= Stored records =
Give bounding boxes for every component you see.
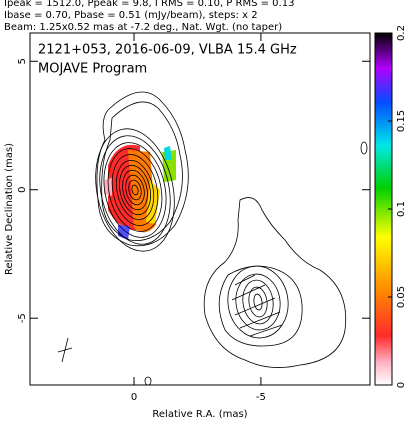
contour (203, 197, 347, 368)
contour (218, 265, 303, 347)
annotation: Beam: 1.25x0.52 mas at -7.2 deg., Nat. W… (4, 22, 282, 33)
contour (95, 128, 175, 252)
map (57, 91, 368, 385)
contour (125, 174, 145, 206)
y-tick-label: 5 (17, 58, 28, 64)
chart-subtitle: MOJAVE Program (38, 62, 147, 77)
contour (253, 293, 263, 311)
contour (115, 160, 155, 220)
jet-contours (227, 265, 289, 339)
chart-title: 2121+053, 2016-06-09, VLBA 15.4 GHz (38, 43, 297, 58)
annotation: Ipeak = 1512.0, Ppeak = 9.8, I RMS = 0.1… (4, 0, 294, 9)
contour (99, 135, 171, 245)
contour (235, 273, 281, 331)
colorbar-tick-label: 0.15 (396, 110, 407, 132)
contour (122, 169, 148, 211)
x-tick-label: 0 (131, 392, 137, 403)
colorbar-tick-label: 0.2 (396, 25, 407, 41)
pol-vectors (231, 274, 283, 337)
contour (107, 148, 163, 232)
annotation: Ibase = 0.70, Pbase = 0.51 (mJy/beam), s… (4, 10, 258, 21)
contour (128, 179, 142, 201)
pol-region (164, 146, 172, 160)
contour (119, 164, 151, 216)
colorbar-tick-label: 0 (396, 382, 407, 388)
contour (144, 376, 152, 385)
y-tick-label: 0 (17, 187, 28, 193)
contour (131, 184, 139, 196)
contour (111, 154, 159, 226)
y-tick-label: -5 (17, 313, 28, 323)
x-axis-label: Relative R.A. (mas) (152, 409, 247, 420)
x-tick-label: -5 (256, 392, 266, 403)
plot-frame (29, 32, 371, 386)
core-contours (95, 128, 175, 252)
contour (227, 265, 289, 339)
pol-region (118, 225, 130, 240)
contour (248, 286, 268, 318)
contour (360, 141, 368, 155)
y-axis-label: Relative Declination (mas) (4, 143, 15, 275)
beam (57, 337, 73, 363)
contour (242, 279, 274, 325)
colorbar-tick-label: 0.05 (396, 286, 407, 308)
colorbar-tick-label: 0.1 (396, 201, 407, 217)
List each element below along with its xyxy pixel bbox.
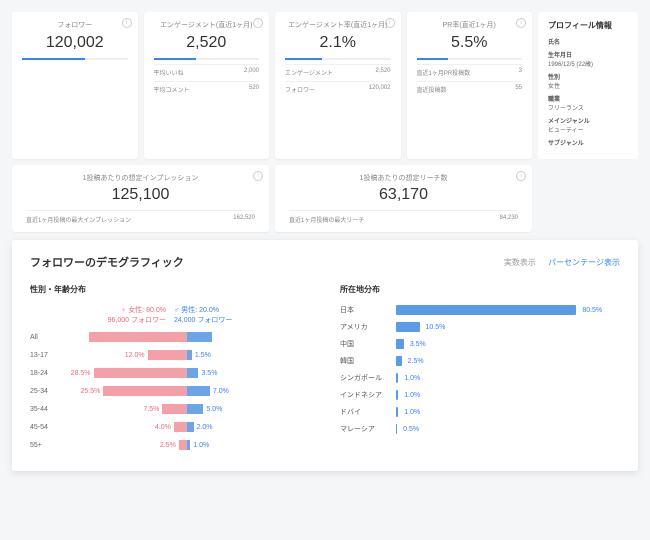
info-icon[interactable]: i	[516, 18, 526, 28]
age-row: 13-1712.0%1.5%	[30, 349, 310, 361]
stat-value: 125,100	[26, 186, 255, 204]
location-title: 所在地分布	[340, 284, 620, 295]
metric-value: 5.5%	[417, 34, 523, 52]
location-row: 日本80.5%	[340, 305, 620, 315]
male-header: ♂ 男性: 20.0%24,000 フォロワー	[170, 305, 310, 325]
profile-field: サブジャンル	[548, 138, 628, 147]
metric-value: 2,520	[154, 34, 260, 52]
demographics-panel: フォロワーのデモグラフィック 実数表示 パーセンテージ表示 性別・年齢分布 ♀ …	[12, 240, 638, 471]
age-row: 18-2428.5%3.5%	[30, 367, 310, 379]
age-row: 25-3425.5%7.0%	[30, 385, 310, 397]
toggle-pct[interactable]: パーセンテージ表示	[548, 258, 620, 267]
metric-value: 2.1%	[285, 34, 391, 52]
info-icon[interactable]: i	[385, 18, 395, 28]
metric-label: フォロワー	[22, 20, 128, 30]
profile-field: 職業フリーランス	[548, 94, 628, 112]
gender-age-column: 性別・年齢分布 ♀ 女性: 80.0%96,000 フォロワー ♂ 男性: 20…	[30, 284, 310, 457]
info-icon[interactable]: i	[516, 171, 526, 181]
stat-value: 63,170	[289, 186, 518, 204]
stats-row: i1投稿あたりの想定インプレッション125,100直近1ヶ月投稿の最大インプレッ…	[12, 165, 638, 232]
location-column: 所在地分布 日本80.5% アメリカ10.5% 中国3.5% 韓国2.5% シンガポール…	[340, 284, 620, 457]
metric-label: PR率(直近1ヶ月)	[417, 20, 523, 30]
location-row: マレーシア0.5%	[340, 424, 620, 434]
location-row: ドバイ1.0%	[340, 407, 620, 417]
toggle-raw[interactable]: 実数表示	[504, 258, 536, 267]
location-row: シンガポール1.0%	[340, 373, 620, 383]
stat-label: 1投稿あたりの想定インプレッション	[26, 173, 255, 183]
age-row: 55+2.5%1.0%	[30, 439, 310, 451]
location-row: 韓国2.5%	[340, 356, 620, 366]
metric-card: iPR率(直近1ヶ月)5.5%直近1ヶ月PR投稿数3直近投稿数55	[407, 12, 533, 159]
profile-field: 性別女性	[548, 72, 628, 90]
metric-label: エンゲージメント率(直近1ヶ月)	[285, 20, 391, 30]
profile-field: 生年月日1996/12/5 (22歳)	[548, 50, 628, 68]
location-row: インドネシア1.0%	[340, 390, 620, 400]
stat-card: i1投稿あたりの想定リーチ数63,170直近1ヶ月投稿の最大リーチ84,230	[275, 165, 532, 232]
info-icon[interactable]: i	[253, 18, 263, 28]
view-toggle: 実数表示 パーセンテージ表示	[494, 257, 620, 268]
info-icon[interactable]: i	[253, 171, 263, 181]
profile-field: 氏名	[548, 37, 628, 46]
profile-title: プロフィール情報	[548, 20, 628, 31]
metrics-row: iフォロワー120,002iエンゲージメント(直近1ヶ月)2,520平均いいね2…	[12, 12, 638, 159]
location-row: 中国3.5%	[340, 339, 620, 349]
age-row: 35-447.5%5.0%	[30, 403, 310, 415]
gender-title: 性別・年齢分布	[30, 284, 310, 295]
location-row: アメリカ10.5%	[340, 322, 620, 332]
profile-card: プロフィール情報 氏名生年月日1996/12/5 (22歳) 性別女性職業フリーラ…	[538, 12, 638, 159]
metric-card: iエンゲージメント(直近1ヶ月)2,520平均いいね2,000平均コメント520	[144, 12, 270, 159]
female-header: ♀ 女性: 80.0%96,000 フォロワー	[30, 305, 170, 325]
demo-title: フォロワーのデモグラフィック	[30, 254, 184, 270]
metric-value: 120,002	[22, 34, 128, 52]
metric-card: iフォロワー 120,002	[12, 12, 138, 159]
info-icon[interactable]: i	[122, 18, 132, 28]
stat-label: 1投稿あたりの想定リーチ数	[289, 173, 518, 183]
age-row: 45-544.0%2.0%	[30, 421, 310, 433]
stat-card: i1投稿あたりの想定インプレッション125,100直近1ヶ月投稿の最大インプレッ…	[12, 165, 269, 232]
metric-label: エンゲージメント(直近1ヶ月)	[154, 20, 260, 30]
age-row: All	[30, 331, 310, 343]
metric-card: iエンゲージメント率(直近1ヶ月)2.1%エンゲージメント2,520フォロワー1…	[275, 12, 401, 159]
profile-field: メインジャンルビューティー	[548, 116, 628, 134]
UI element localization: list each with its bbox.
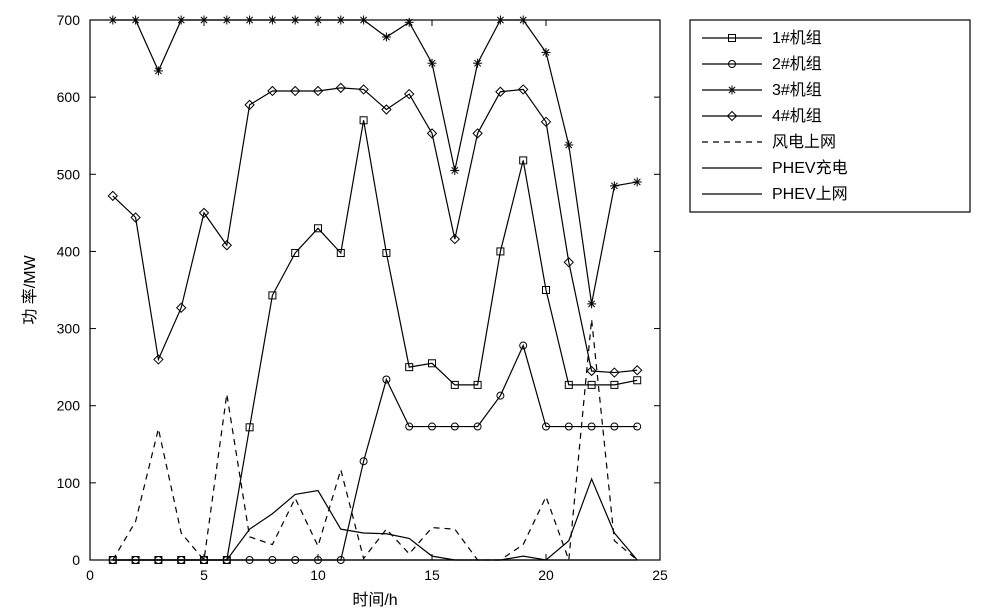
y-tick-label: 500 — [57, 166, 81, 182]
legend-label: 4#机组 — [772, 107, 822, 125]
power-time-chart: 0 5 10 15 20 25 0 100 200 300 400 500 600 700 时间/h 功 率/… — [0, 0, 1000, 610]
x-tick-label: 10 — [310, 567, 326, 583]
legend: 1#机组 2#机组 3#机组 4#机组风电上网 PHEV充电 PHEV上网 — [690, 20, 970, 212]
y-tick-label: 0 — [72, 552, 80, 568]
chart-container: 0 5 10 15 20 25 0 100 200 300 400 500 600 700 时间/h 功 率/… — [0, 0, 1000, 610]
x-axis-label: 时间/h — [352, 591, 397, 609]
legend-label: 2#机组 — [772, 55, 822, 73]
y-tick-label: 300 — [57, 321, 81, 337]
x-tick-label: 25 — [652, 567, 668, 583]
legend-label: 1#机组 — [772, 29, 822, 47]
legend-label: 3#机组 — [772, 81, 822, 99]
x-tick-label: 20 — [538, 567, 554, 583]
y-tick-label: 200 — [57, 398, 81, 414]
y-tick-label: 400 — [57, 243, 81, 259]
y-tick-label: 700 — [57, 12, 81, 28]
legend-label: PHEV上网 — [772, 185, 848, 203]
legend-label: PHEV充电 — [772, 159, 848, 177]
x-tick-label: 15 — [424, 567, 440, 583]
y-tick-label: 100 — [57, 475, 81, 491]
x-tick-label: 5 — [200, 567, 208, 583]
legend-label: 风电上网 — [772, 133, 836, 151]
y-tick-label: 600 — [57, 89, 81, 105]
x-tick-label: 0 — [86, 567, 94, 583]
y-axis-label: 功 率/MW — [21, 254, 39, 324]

= Your instructions =
Collect each line from the listing above that contains the string "card", and copy those lines out. Uppercase and lowercase letters count as different.

= Result =
metric-card: iPR率(直近1ヶ月)5.5%直近1ヶ月PR投稿数3直近投稿数55	[407, 12, 533, 159]
stat-card: i1投稿あたりの想定リーチ数63,170直近1ヶ月投稿の最大リーチ84,230	[275, 165, 532, 232]
profile-card: プロフィール情報 氏名生年月日1996/12/5 (22歳) 性別女性職業フリーラ…	[538, 12, 638, 159]
metric-card: iエンゲージメント(直近1ヶ月)2,520平均いいね2,000平均コメント520	[144, 12, 270, 159]
metric-card: iフォロワー 120,002	[12, 12, 138, 159]
stat-card: i1投稿あたりの想定インプレッション125,100直近1ヶ月投稿の最大インプレッ…	[12, 165, 269, 232]
metric-card: iエンゲージメント率(直近1ヶ月)2.1%エンゲージメント2,520フォロワー1…	[275, 12, 401, 159]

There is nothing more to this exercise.